* start EXTRACTED ENTRIES *

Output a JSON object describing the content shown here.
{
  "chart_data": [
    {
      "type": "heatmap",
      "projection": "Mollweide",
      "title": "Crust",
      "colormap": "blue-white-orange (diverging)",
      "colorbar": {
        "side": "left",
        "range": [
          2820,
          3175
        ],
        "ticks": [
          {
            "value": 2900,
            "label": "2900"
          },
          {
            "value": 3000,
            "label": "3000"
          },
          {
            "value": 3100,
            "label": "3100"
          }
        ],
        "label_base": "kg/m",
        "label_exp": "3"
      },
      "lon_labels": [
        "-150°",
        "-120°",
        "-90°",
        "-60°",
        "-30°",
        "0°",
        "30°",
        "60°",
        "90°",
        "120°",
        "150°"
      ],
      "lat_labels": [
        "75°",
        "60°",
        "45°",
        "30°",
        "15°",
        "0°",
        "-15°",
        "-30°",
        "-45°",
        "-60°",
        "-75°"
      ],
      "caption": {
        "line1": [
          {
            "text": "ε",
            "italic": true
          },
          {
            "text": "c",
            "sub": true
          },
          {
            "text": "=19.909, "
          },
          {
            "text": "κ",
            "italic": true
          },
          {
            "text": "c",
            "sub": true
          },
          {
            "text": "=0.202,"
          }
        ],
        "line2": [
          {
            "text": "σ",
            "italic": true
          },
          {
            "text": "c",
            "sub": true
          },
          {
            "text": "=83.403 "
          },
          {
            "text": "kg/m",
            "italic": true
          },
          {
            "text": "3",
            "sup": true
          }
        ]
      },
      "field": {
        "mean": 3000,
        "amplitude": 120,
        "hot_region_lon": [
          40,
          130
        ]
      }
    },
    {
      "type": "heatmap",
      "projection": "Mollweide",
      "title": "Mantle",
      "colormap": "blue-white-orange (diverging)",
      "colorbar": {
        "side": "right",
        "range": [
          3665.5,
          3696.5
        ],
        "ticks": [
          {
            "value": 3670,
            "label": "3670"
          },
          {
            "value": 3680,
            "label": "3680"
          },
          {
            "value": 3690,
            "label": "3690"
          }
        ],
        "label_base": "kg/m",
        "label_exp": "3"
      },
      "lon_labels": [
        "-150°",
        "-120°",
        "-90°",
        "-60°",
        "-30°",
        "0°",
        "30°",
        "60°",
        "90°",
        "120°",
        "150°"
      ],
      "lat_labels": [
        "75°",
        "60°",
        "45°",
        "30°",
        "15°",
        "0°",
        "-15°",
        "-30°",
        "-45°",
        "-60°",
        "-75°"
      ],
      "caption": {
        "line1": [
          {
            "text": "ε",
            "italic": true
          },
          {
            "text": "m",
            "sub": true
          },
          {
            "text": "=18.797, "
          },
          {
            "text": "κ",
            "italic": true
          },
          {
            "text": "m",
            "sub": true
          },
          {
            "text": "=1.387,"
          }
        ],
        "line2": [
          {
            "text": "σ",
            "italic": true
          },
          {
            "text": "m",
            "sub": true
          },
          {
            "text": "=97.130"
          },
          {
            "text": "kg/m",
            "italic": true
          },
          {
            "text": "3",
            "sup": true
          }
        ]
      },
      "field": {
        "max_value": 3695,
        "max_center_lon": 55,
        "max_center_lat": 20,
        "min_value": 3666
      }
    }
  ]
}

* end EXTRACTED ENTRIES *

WRITTEN EXERCISE »
Give the entries once more, exactly as they appear.

CORRECT RESULT »
Output a JSON object describing the content shown here.
{
  "chart_data": [
    {
      "type": "heatmap",
      "projection": "Mollweide",
      "title": "Crust",
      "colormap": "blue-white-orange (diverging)",
      "colorbar": {
        "side": "left",
        "range": [
          2820,
          3175
        ],
        "ticks": [
          {
            "value": 2900,
            "label": "2900"
          },
          {
            "value": 3000,
            "label": "3000"
          },
          {
            "value": 3100,
            "label": "3100"
          }
        ],
        "label_base": "kg/m",
        "label_exp": "3"
      },
      "lon_labels": [
        "-150°",
        "-120°",
        "-90°",
        "-60°",
        "-30°",
        "0°",
        "30°",
        "60°",
        "90°",
        "120°",
        "150°"
      ],
      "lat_labels": [
        "75°",
        "60°",
        "45°",
        "30°",
        "15°",
        "0°",
        "-15°",
        "-30°",
        "-45°",
        "-60°",
        "-75°"
      ],
      "caption": {
        "line1": [
          {
            "text": "ε",
            "italic": true
          },
          {
            "text": "c",
            "sub": true
          },
          {
            "text": "=19.909, "
          },
          {
            "text": "κ",
            "italic": true
          },
          {
            "text": "c",
            "sub": true
          },
          {
            "text": "=0.202,"
          }
        ],
        "line2": [
          {
            "text": "σ",
            "italic": true
          },
          {
            "text": "c",
            "sub": true
          },
          {
            "text": "=83.403 "
          },
          {
            "text": "kg/m",
            "italic": true
          },
          {
            "text": "3",
            "sup": true
          }
        ]
      },
      "field": {
        "mean": 3000,
        "amplitude": 120,
        "hot_region_lon": [
          40,
          130
        ]
      }
    },
    {
      "type": "heatmap",
      "projection": "Mollweide",
      "title": "Mantle",
      "colormap": "blue-white-orange (diverging)",
      "colorbar": {
        "side": "right",
        "range": [
          3665.5,
          3696.5
        ],
        "ticks": [
          {
            "value": 3670,
            "label": "3670"
          },
          {
            "value": 3680,
            "label": "3680"
          },
          {
            "value": 3690,
            "label": "3690"
          }
        ],
        "label_base": "kg/m",
        "label_exp": "3"
      },
      "lon_labels": [
        "-150°",
        "-120°",
        "-90°",
        "-60°",
        "-30°",
        "0°",
        "30°",
        "60°",
        "90°",
        "120°",
        "150°"
      ],
      "lat_labels": [
        "75°",
        "60°",
        "45°",
        "30°",
        "15°",
        "0°",
        "-15°",
        "-30°",
        "-45°",
        "-60°",
        "-75°"
      ],
      "caption": {
        "line1": [
          {
            "text": "ε",
            "italic": true
          },
          {
            "text": "m",
            "sub": true
          },
          {
            "text": "=18.797, "
          },
          {
            "text": "κ",
            "italic": true
          },
          {
            "text": "m",
            "sub": true
          },
          {
            "text": "=1.387,"
          }
        ],
        "line2": [
          {
            "text": "σ",
            "italic": true
          },
          {
            "text": "m",
            "sub": true
          },
          {
            "text": "=97.130"
          },
          {
            "text": "kg/m",
            "italic": true
          },
          {
            "text": "3",
            "sup": true
          }
        ]
      },
      "field": {
        "max_value": 3695,
        "max_center_lon": 55,
        "max_center_lat": 20,
        "min_value": 3666
      }
    }
  ]
}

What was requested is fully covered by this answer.